*What to produce:* Return each line of the records below exactly as it stands, with no changes to any character.

Dataset extract start

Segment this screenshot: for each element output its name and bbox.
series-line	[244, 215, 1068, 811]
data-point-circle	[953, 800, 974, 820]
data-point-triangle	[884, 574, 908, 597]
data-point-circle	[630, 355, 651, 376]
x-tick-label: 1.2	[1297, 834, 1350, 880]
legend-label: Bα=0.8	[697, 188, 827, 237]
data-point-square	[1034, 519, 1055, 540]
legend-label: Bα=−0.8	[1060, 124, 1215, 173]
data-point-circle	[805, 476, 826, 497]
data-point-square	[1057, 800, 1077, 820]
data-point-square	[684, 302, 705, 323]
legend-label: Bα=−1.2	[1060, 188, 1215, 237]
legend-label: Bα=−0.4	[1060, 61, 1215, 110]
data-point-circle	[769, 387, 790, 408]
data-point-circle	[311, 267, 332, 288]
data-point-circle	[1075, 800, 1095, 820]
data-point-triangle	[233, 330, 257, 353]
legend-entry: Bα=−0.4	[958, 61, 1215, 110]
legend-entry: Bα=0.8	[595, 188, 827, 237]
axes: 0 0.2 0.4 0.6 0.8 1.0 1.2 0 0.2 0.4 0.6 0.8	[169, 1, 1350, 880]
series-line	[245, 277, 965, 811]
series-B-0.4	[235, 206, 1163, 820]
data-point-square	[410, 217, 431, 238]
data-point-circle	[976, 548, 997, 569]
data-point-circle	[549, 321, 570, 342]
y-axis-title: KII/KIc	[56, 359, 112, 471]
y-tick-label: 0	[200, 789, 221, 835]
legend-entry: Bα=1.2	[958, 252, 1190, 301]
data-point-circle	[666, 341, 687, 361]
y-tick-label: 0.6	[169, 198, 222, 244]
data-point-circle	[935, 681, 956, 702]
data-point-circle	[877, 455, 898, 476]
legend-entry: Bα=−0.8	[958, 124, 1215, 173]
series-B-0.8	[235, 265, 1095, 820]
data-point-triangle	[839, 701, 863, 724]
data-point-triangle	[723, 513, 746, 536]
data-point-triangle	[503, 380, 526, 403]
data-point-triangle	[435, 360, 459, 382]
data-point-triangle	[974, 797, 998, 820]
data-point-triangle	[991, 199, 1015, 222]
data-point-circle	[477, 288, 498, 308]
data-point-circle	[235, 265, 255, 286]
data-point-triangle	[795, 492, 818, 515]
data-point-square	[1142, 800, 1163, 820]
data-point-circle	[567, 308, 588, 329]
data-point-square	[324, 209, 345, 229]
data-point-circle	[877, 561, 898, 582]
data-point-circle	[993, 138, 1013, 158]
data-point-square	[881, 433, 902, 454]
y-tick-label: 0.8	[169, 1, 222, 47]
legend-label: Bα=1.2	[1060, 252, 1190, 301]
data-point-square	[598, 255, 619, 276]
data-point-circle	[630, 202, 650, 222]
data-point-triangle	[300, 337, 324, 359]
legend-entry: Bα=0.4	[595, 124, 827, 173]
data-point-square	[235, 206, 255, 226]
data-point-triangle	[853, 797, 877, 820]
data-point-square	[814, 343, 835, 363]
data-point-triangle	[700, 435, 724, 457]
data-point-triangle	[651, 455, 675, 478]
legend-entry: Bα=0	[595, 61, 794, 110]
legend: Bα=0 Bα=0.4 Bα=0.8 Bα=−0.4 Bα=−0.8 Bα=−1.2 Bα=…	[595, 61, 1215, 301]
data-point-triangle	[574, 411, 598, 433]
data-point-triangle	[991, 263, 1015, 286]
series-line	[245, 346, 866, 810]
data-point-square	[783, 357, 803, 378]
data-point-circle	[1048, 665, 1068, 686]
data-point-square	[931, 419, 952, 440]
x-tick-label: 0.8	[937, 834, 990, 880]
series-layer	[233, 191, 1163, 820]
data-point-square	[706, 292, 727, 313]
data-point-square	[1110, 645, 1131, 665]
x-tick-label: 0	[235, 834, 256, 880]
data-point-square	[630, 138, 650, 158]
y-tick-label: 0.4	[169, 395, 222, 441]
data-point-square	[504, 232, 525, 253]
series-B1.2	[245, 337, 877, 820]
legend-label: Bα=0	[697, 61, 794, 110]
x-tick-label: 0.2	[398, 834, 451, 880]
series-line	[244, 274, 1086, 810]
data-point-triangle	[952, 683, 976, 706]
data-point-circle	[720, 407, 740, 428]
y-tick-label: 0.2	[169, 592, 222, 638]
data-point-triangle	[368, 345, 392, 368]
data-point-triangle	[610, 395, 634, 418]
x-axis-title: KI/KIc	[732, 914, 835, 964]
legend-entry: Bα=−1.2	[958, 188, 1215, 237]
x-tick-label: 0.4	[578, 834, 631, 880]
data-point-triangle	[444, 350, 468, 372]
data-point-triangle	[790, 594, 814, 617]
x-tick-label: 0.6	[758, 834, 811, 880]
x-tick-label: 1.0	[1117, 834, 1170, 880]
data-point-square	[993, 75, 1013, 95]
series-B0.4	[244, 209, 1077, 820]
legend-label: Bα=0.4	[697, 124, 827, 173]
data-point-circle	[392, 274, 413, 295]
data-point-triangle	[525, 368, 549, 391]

Dataset extract end

*Answer for this exercise:*
Segment this screenshot: for each element output its name and bbox.
series-line	[244, 215, 1068, 811]
data-point-circle	[953, 800, 974, 820]
data-point-triangle	[884, 574, 908, 597]
data-point-circle	[630, 355, 651, 376]
x-tick-label: 1.2	[1297, 834, 1350, 880]
legend-label: Bα=0.8	[697, 188, 827, 237]
data-point-square	[1034, 519, 1055, 540]
legend-label: Bα=−0.8	[1060, 124, 1215, 173]
data-point-circle	[805, 476, 826, 497]
data-point-square	[1057, 800, 1077, 820]
data-point-square	[684, 302, 705, 323]
legend-label: Bα=−1.2	[1060, 188, 1215, 237]
legend-label: Bα=−0.4	[1060, 61, 1215, 110]
data-point-circle	[769, 387, 790, 408]
data-point-circle	[311, 267, 332, 288]
data-point-circle	[1075, 800, 1095, 820]
data-point-triangle	[233, 330, 257, 353]
legend-entry: Bα=−0.4	[958, 61, 1215, 110]
legend-entry: Bα=0.8	[595, 188, 827, 237]
axes: 0 0.2 0.4 0.6 0.8 1.0 1.2 0 0.2 0.4 0.6 0.8	[169, 1, 1350, 880]
series-line	[245, 277, 965, 811]
series-B-0.4	[235, 206, 1163, 820]
data-point-square	[410, 217, 431, 238]
data-point-circle	[976, 548, 997, 569]
data-point-circle	[549, 321, 570, 342]
y-axis-title: KII/KIc	[56, 359, 112, 471]
y-tick-label: 0	[200, 789, 221, 835]
legend-entry: Bα=1.2	[958, 252, 1190, 301]
data-point-circle	[666, 341, 687, 361]
y-tick-label: 0.6	[169, 198, 222, 244]
data-point-circle	[935, 681, 956, 702]
data-point-circle	[877, 455, 898, 476]
legend-entry: Bα=−0.8	[958, 124, 1215, 173]
series-B-0.8	[235, 265, 1095, 820]
data-point-triangle	[839, 701, 863, 724]
data-point-triangle	[723, 513, 746, 536]
data-point-triangle	[503, 380, 526, 403]
data-point-triangle	[435, 360, 459, 382]
data-point-triangle	[974, 797, 998, 820]
data-point-triangle	[991, 199, 1015, 222]
data-point-circle	[477, 288, 498, 308]
data-point-circle	[235, 265, 255, 286]
data-point-triangle	[795, 492, 818, 515]
data-point-square	[1142, 800, 1163, 820]
data-point-circle	[567, 308, 588, 329]
data-point-square	[324, 209, 345, 229]
data-point-circle	[877, 561, 898, 582]
data-point-circle	[993, 138, 1013, 158]
data-point-square	[881, 433, 902, 454]
y-tick-label: 0.8	[169, 1, 222, 47]
legend-label: Bα=1.2	[1060, 252, 1190, 301]
data-point-square	[598, 255, 619, 276]
data-point-circle	[630, 202, 650, 222]
data-point-triangle	[300, 337, 324, 359]
legend-entry: Bα=0.4	[595, 124, 827, 173]
data-point-square	[235, 206, 255, 226]
data-point-triangle	[853, 797, 877, 820]
data-point-square	[814, 343, 835, 363]
data-point-triangle	[700, 435, 724, 457]
data-point-triangle	[651, 455, 675, 478]
legend-entry: Bα=0	[595, 61, 794, 110]
legend: Bα=0 Bα=0.4 Bα=0.8 Bα=−0.4 Bα=−0.8 Bα=−1.2 Bα=…	[595, 61, 1215, 301]
data-point-triangle	[574, 411, 598, 433]
data-point-triangle	[991, 263, 1015, 286]
series-line	[245, 346, 866, 810]
data-point-square	[783, 357, 803, 378]
data-point-circle	[1048, 665, 1068, 686]
data-point-square	[931, 419, 952, 440]
x-tick-label: 0.8	[937, 834, 990, 880]
series-layer	[233, 191, 1163, 820]
data-point-square	[706, 292, 727, 313]
data-point-square	[1110, 645, 1131, 665]
x-tick-label: 0	[235, 834, 256, 880]
data-point-square	[630, 138, 650, 158]
y-tick-label: 0.4	[169, 395, 222, 441]
data-point-square	[504, 232, 525, 253]
series-B1.2	[245, 337, 877, 820]
legend-label: Bα=0	[697, 61, 794, 110]
x-tick-label: 0.2	[398, 834, 451, 880]
series-line	[244, 274, 1086, 810]
data-point-triangle	[952, 683, 976, 706]
data-point-circle	[720, 407, 740, 428]
y-tick-label: 0.2	[169, 592, 222, 638]
data-point-triangle	[368, 345, 392, 368]
data-point-triangle	[610, 395, 634, 418]
x-axis-title: KI/KIc	[732, 914, 835, 964]
legend-entry: Bα=−1.2	[958, 188, 1215, 237]
x-tick-label: 0.4	[578, 834, 631, 880]
data-point-triangle	[444, 350, 468, 372]
data-point-triangle	[790, 594, 814, 617]
x-tick-label: 0.6	[758, 834, 811, 880]
x-tick-label: 1.0	[1117, 834, 1170, 880]
data-point-square	[993, 75, 1013, 95]
series-B0.4	[244, 209, 1077, 820]
legend-label: Bα=0.4	[697, 124, 827, 173]
data-point-circle	[392, 274, 413, 295]
data-point-triangle	[525, 368, 549, 391]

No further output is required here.